Task statement ->
Repeat the lines from the one containing "What's the underlying" through the last line of the data, exactly, pictures omitted.

(Stored data)

• • •

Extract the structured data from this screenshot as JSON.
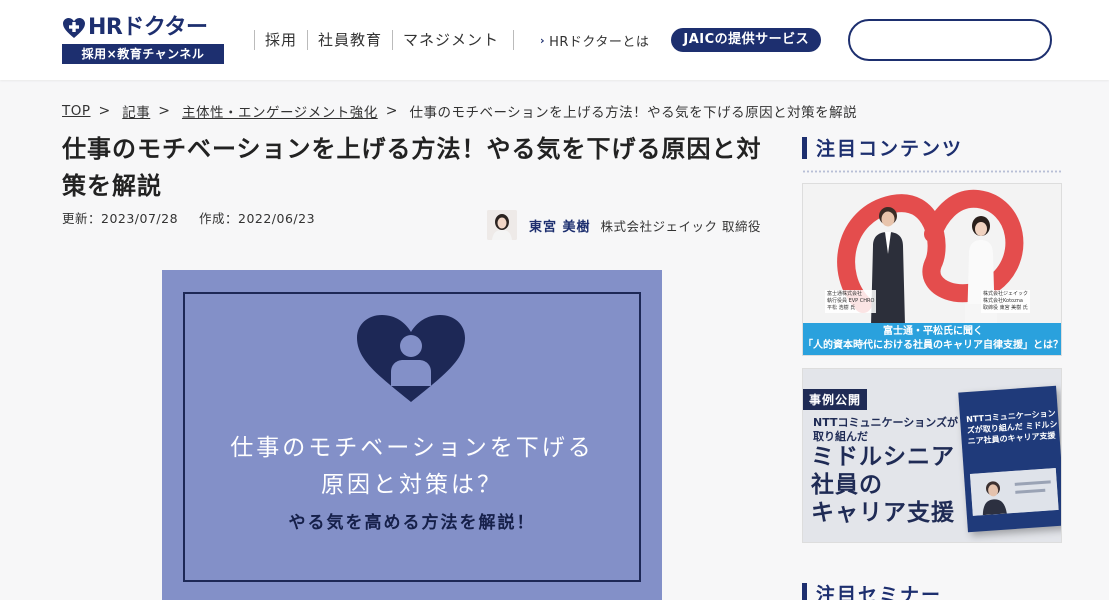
{
  "header": {
    "logo_text": "HRドクター",
    "logo_sub": "採用×教育チャンネル",
    "nav": [
      "採用",
      "社員教育",
      "マネジメント"
    ],
    "about_link": "HRドクターとは",
    "service_button": "JAICの提供サービス",
    "search_placeholder": ""
  },
  "breadcrumb": {
    "items": [
      "TOP",
      "記事",
      "主体性・エンゲージメント強化"
    ],
    "separator": ">",
    "current": "仕事のモチベーションを上げる方法！やる気を下げる原因と対策を解説"
  },
  "article": {
    "title": "仕事のモチベーションを上げる方法！やる気を下げる原因と対策を解説",
    "updated": "更新：2023/07/28",
    "created": "作成：2022/06/23",
    "author_name": "東宮 美樹",
    "author_role": "株式会社ジェイック 取締役",
    "hero": {
      "line1": "仕事のモチベーションを下げる",
      "line2": "原因と対策は？",
      "line3": "やる気を高める方法を解説！"
    }
  },
  "sidebar": {
    "featured_title": "注目コンテンツ",
    "banner1": {
      "tag_left": "富士通株式会社\n執行役員 EVP CHRO\n平松 浩樹 氏",
      "tag_right": "株式会社ジェイック\n株式会社Kotozna\n取締役 東宮 美樹 氏",
      "caption1": "富士通・平松氏に聞く",
      "caption2": "「人的資本時代における社員のキャリア自律支援」とは？"
    },
    "banner2": {
      "badge": "事例公開",
      "sub1": "NTTコミュニケーションズが",
      "sub2": "取り組んだ",
      "big1": "ミドルシニア",
      "big2": "社員の",
      "big3": "キャリア支援",
      "book_title": "NTTコミュニケーションズが取り組んだ ミドルシニア社員のキャリア支援"
    },
    "seminar_title": "注目セミナー"
  },
  "colors": {
    "brand_navy": "#1d2f6f",
    "hero_bg": "#8390c8",
    "caption_blue": "#2aa1dd"
  }
}
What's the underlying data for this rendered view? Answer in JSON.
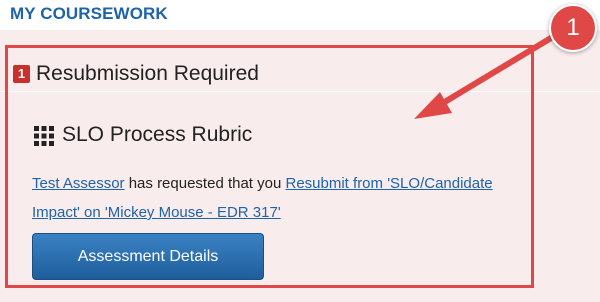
{
  "header": {
    "title": "MY COURSEWORK"
  },
  "panel": {
    "badge_count": "1",
    "title": "Resubmission Required"
  },
  "item": {
    "icon": "rubric-grid-icon",
    "title": "SLO Process Rubric",
    "requester_link": "Test Assessor",
    "message_middle": " has requested that you ",
    "resubmit_link": "Resubmit from 'SLO/Candidate Impact' on 'Mickey Mouse - EDR 317'",
    "button_label": "Assessment Details"
  },
  "annotation": {
    "callout_number": "1"
  },
  "colors": {
    "link": "#1f63a8",
    "card_background": "#f9ecec",
    "highlight": "#e04848",
    "badge": "#c9302c",
    "button": "#2a6fb0"
  }
}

• • •

Result of this task ->
What's the underlying data for this rendered view? Answer in JSON.
{
  "header": {
    "title": "MY COURSEWORK"
  },
  "panel": {
    "badge_count": "1",
    "title": "Resubmission Required"
  },
  "item": {
    "icon": "rubric-grid-icon",
    "title": "SLO Process Rubric",
    "requester_link": "Test Assessor",
    "message_middle": " has requested that you ",
    "resubmit_link": "Resubmit from 'SLO/Candidate Impact' on 'Mickey Mouse - EDR 317'",
    "button_label": "Assessment Details"
  },
  "annotation": {
    "callout_number": "1"
  },
  "colors": {
    "link": "#1f63a8",
    "card_background": "#f9ecec",
    "highlight": "#e04848",
    "badge": "#c9302c",
    "button": "#2a6fb0"
  }
}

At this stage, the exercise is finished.